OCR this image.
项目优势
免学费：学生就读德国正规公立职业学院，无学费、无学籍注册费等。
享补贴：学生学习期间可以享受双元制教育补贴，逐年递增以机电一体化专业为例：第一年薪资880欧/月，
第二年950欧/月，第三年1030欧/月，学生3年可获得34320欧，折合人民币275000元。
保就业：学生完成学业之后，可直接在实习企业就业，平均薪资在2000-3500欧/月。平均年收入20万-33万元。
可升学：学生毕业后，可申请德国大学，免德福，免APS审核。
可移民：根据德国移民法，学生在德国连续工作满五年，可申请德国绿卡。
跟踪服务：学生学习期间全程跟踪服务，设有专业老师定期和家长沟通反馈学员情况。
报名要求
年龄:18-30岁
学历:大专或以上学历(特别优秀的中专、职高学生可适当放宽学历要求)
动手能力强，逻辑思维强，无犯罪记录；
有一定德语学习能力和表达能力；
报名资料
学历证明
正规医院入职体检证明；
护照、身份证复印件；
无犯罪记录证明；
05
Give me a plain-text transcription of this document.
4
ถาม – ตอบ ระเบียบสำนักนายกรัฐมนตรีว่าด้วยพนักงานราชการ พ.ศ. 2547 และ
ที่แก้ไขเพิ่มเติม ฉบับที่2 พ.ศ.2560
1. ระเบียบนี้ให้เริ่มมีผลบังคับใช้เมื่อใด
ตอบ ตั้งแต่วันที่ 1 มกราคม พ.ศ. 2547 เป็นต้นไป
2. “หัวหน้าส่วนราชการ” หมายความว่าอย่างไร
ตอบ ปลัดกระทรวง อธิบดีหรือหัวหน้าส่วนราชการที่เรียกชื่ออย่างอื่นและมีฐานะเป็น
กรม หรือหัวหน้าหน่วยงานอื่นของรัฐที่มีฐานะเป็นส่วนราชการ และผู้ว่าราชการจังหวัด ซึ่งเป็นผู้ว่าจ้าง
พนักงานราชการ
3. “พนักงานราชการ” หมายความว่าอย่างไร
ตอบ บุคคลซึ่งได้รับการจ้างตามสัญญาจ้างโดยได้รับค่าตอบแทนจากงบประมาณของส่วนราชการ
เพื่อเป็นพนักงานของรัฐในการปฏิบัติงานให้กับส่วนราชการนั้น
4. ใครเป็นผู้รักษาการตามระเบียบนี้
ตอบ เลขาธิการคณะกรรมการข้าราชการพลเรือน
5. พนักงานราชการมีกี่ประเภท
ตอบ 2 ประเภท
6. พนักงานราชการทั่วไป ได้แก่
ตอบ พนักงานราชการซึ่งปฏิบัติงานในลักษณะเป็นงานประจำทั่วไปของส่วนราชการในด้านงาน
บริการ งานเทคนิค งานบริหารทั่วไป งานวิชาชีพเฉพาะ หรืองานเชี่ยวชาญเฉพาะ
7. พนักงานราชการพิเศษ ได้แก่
════
§ Work to do
Determine the number of lines in these entries that contain the word "หมายความว", and write only that number.

§ Finished task
2